'''
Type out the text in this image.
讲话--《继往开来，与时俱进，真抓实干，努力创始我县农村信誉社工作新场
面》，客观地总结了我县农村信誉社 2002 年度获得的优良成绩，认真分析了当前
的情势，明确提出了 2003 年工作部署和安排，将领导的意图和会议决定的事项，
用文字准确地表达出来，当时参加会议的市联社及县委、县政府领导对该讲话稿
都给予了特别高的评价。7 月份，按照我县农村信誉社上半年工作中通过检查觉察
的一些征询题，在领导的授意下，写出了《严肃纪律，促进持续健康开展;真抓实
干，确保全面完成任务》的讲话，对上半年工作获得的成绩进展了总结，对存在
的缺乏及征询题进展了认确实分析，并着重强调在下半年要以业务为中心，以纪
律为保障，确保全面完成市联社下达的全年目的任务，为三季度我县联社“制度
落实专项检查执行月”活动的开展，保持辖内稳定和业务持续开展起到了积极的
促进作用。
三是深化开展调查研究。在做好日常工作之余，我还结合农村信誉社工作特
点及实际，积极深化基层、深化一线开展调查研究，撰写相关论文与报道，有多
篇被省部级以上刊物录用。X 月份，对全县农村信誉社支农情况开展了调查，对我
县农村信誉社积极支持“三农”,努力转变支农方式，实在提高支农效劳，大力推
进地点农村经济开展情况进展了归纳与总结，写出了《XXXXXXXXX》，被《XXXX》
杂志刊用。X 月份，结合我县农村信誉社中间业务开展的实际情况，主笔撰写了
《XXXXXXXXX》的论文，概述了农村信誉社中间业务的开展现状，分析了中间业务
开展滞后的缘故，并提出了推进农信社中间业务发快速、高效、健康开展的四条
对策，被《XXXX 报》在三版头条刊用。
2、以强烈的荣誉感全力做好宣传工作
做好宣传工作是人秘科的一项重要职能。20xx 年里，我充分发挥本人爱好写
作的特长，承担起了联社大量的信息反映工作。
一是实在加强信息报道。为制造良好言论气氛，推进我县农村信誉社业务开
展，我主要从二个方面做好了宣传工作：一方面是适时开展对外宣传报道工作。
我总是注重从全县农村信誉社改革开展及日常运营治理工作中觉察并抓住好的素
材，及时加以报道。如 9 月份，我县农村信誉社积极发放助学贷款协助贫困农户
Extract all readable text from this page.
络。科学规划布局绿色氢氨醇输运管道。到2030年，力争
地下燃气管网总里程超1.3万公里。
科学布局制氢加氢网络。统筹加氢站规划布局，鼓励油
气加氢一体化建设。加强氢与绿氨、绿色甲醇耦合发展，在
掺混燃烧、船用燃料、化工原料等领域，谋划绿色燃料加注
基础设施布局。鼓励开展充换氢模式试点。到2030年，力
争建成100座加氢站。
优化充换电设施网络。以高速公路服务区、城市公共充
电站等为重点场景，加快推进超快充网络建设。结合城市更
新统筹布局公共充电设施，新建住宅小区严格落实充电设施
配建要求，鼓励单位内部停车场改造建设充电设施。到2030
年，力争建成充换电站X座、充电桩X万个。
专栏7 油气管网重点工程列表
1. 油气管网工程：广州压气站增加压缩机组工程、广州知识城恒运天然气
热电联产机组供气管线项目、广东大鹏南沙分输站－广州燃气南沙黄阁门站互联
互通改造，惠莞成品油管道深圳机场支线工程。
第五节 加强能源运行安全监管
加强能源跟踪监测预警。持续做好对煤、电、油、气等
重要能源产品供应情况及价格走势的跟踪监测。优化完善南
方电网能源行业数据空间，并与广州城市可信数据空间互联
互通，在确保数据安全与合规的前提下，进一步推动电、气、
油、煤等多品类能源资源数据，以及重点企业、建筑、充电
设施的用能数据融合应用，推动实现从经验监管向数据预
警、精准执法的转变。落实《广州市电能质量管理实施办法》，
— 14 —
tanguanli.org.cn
'''
Reproduce the data, keeping every line exactly the same.

▸ **Exercise result**
Type out the text in this image.
讲话--《继往开来，与时俱进，真抓实干，努力创始我县农村信誉社工作新场
面》，客观地总结了我县农村信誉社 2002 年度获得的优良成绩，认真分析了当前
的情势，明确提出了 2003 年工作部署和安排，将领导的意图和会议决定的事项，
用文字准确地表达出来，当时参加会议的市联社及县委、县政府领导对该讲话稿
都给予了特别高的评价。7 月份，按照我县农村信誉社上半年工作中通过检查觉察
的一些征询题，在领导的授意下，写出了《严肃纪律，促进持续健康开展;真抓实
干，确保全面完成任务》的讲话，对上半年工作获得的成绩进展了总结，对存在
的缺乏及征询题进展了认确实分析，并着重强调在下半年要以业务为中心，以纪
律为保障，确保全面完成市联社下达的全年目的任务，为三季度我县联社“制度
落实专项检查执行月”活动的开展，保持辖内稳定和业务持续开展起到了积极的
促进作用。
三是深化开展调查研究。在做好日常工作之余，我还结合农村信誉社工作特
点及实际，积极深化基层、深化一线开展调查研究，撰写相关论文与报道，有多
篇被省部级以上刊物录用。X 月份，对全县农村信誉社支农情况开展了调查，对我
县农村信誉社积极支持“三农”,努力转变支农方式，实在提高支农效劳，大力推
进地点农村经济开展情况进展了归纳与总结，写出了《XXXXXXXXX》，被《XXXX》
杂志刊用。X 月份，结合我县农村信誉社中间业务开展的实际情况，主笔撰写了
《XXXXXXXXX》的论文，概述了农村信誉社中间业务的开展现状，分析了中间业务
开展滞后的缘故，并提出了推进农信社中间业务发快速、高效、健康开展的四条
对策，被《XXXX 报》在三版头条刊用。
2、以强烈的荣誉感全力做好宣传工作
做好宣传工作是人秘科的一项重要职能。20xx 年里，我充分发挥本人爱好写
作的特长，承担起了联社大量的信息反映工作。
一是实在加强信息报道。为制造良好言论气氛，推进我县农村信誉社业务开
展，我主要从二个方面做好了宣传工作：一方面是适时开展对外宣传报道工作。
我总是注重从全县农村信誉社改革开展及日常运营治理工作中觉察并抓住好的素
材，及时加以报道。如 9 月份，我县农村信誉社积极发放助学贷款协助贫困农户
Extract all readable text from this page.
络。科学规划布局绿色氢氨醇输运管道。到2030年，力争
地下燃气管网总里程超1.3万公里。
科学布局制氢加氢网络。统筹加氢站规划布局，鼓励油
气加氢一体化建设。加强氢与绿氨、绿色甲醇耦合发展，在
掺混燃烧、船用燃料、化工原料等领域，谋划绿色燃料加注
基础设施布局。鼓励开展充换氢模式试点。到2030年，力
争建成100座加氢站。
优化充换电设施网络。以高速公路服务区、城市公共充
电站等为重点场景，加快推进超快充网络建设。结合城市更
新统筹布局公共充电设施，新建住宅小区严格落实充电设施
配建要求，鼓励单位内部停车场改造建设充电设施。到2030
年，力争建成充换电站X座、充电桩X万个。
专栏7 油气管网重点工程列表
1. 油气管网工程：广州压气站增加压缩机组工程、广州知识城恒运天然气
热电联产机组供气管线项目、广东大鹏南沙分输站－广州燃气南沙黄阁门站互联
互通改造，惠莞成品油管道深圳机场支线工程。
第五节 加强能源运行安全监管
加强能源跟踪监测预警。持续做好对煤、电、油、气等
重要能源产品供应情况及价格走势的跟踪监测。优化完善南
方电网能源行业数据空间，并与广州城市可信数据空间互联
互通，在确保数据安全与合规的前提下，进一步推动电、气、
油、煤等多品类能源资源数据，以及重点企业、建筑、充电
设施的用能数据融合应用，推动实现从经验监管向数据预
警、精准执法的转变。落实《广州市电能质量管理实施办法》，
— 14 —
tanguanli.org.cn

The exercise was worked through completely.